Items from a dataset:
○ ○ ○ ○
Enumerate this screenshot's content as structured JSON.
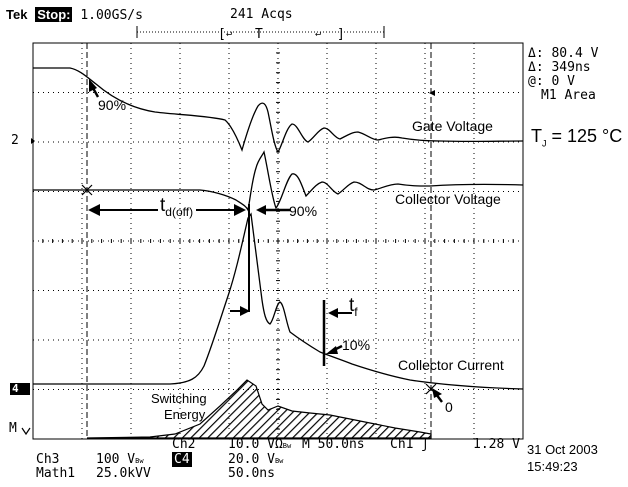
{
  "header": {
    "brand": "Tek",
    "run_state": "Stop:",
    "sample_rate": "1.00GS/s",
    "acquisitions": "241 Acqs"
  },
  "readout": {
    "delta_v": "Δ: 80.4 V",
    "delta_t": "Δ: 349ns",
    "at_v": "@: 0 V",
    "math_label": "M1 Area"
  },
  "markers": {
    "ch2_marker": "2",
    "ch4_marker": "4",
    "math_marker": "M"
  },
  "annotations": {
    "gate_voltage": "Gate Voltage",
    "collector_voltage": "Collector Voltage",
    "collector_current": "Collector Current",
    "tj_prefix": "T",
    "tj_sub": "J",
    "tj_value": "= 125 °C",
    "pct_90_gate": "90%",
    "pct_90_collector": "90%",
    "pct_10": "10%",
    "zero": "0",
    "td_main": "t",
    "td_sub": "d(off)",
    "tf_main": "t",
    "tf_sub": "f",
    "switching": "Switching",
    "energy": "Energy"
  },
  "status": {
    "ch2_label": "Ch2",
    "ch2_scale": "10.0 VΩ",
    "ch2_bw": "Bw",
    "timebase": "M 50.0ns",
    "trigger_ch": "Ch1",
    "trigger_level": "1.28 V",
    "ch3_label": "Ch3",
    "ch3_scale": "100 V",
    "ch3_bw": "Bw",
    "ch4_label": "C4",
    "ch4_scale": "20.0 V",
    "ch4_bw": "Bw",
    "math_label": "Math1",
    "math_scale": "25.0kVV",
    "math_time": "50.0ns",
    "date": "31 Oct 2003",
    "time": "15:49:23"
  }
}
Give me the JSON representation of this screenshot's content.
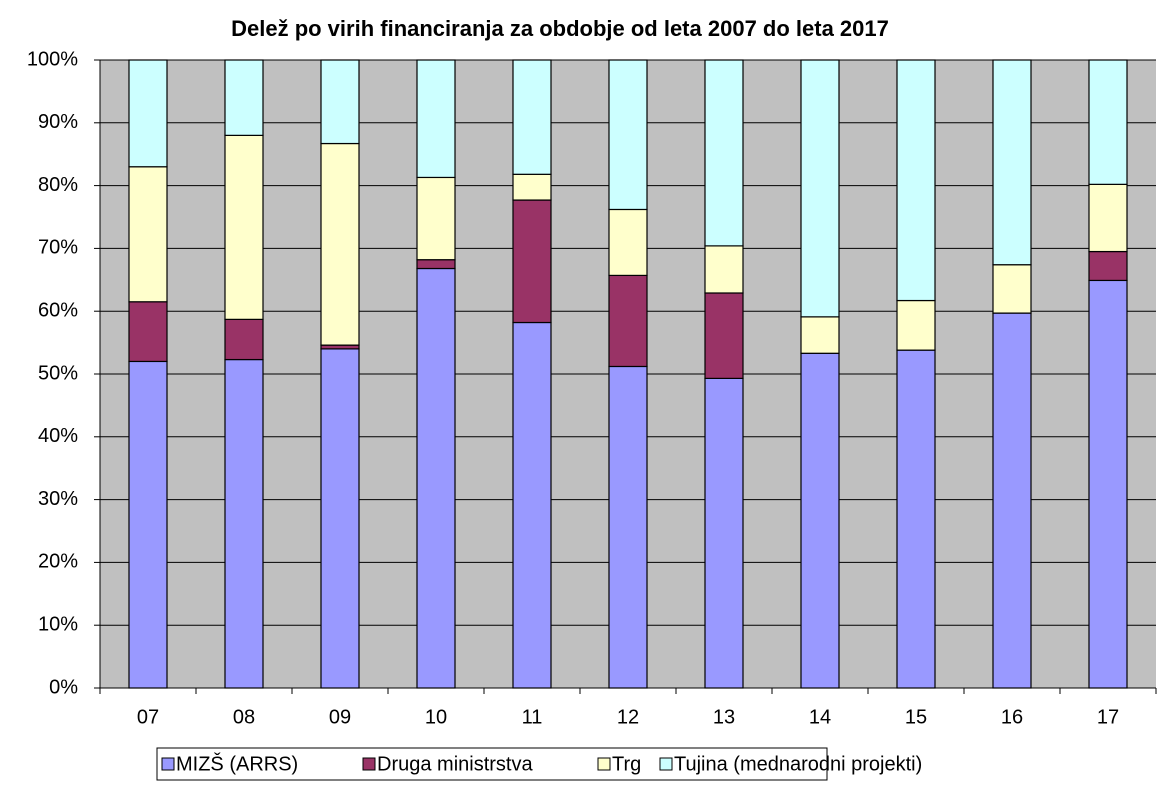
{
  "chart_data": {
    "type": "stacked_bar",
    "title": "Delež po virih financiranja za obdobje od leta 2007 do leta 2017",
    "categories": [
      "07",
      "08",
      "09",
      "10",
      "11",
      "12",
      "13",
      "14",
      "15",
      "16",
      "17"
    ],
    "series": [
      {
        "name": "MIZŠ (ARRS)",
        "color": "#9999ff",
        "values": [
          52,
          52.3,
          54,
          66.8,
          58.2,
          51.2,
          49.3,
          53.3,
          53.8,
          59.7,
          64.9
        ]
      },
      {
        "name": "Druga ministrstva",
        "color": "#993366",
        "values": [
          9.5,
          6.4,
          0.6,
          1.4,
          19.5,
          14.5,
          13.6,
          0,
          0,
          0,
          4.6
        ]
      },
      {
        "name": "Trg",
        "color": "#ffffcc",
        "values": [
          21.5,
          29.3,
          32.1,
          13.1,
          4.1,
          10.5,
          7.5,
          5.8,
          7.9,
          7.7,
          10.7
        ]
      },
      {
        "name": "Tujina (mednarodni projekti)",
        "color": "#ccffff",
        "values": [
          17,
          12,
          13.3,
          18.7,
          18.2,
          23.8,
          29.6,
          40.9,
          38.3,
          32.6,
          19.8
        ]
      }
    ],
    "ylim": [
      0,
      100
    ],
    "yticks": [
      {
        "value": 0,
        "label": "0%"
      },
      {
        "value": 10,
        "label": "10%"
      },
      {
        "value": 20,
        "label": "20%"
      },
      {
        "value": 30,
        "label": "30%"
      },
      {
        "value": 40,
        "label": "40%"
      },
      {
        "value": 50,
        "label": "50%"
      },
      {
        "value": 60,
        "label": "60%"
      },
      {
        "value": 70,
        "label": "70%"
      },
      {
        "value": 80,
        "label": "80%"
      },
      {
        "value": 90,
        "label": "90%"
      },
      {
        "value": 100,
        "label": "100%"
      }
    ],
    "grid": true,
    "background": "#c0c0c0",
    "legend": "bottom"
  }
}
○ ○ ○ ○
→ **Given instruction**
Leave out the pictures and transcribe everything else exactly.

→ **Response to the task**
Enumerate this screenshot's content as structured JSON.
{
  "header": {
    "brand": "Tek",
    "run_state": "Stop:",
    "sample_rate": "1.00GS/s",
    "acquisitions": "241 Acqs"
  },
  "readout": {
    "delta_v": "Δ: 80.4 V",
    "delta_t": "Δ: 349ns",
    "at_v": "@: 0 V",
    "math_label": "M1 Area"
  },
  "markers": {
    "ch2_marker": "2",
    "ch4_marker": "4",
    "math_marker": "M"
  },
  "annotations": {
    "gate_voltage": "Gate Voltage",
    "collector_voltage": "Collector Voltage",
    "collector_current": "Collector Current",
    "tj_prefix": "T",
    "tj_sub": "J",
    "tj_value": "= 125 °C",
    "pct_90_gate": "90%",
    "pct_90_collector": "90%",
    "pct_10": "10%",
    "zero": "0",
    "td_main": "t",
    "td_sub": "d(off)",
    "tf_main": "t",
    "tf_sub": "f",
    "switching": "Switching",
    "energy": "Energy"
  },
  "status": {
    "ch2_label": "Ch2",
    "ch2_scale": "10.0 VΩ",
    "ch2_bw": "Bw",
    "timebase": "M 50.0ns",
    "trigger_ch": "Ch1",
    "trigger_level": "1.28 V",
    "ch3_label": "Ch3",
    "ch3_scale": "100 V",
    "ch3_bw": "Bw",
    "ch4_label": "C4",
    "ch4_scale": "20.0 V",
    "ch4_bw": "Bw",
    "math_label": "Math1",
    "math_scale": "25.0kVV",
    "math_time": "50.0ns",
    "date": "31 Oct 2003",
    "time": "15:49:23"
  }
}
Give me the JSON representation of this screenshot's content.
{
  "chart_data": {
    "type": "stacked_bar",
    "title": "Delež po virih financiranja za obdobje od leta 2007 do leta 2017",
    "categories": [
      "07",
      "08",
      "09",
      "10",
      "11",
      "12",
      "13",
      "14",
      "15",
      "16",
      "17"
    ],
    "series": [
      {
        "name": "MIZŠ (ARRS)",
        "color": "#9999ff",
        "values": [
          52,
          52.3,
          54,
          66.8,
          58.2,
          51.2,
          49.3,
          53.3,
          53.8,
          59.7,
          64.9
        ]
      },
      {
        "name": "Druga ministrstva",
        "color": "#993366",
        "values": [
          9.5,
          6.4,
          0.6,
          1.4,
          19.5,
          14.5,
          13.6,
          0,
          0,
          0,
          4.6
        ]
      },
      {
        "name": "Trg",
        "color": "#ffffcc",
        "values": [
          21.5,
          29.3,
          32.1,
          13.1,
          4.1,
          10.5,
          7.5,
          5.8,
          7.9,
          7.7,
          10.7
        ]
      },
      {
        "name": "Tujina (mednarodni projekti)",
        "color": "#ccffff",
        "values": [
          17,
          12,
          13.3,
          18.7,
          18.2,
          23.8,
          29.6,
          40.9,
          38.3,
          32.6,
          19.8
        ]
      }
    ],
    "ylim": [
      0,
      100
    ],
    "yticks": [
      {
        "value": 0,
        "label": "0%"
      },
      {
        "value": 10,
        "label": "10%"
      },
      {
        "value": 20,
        "label": "20%"
      },
      {
        "value": 30,
        "label": "30%"
      },
      {
        "value": 40,
        "label": "40%"
      },
      {
        "value": 50,
        "label": "50%"
      },
      {
        "value": 60,
        "label": "60%"
      },
      {
        "value": 70,
        "label": "70%"
      },
      {
        "value": 80,
        "label": "80%"
      },
      {
        "value": 90,
        "label": "90%"
      },
      {
        "value": 100,
        "label": "100%"
      }
    ],
    "grid": true,
    "background": "#c0c0c0",
    "legend": "bottom"
  }
}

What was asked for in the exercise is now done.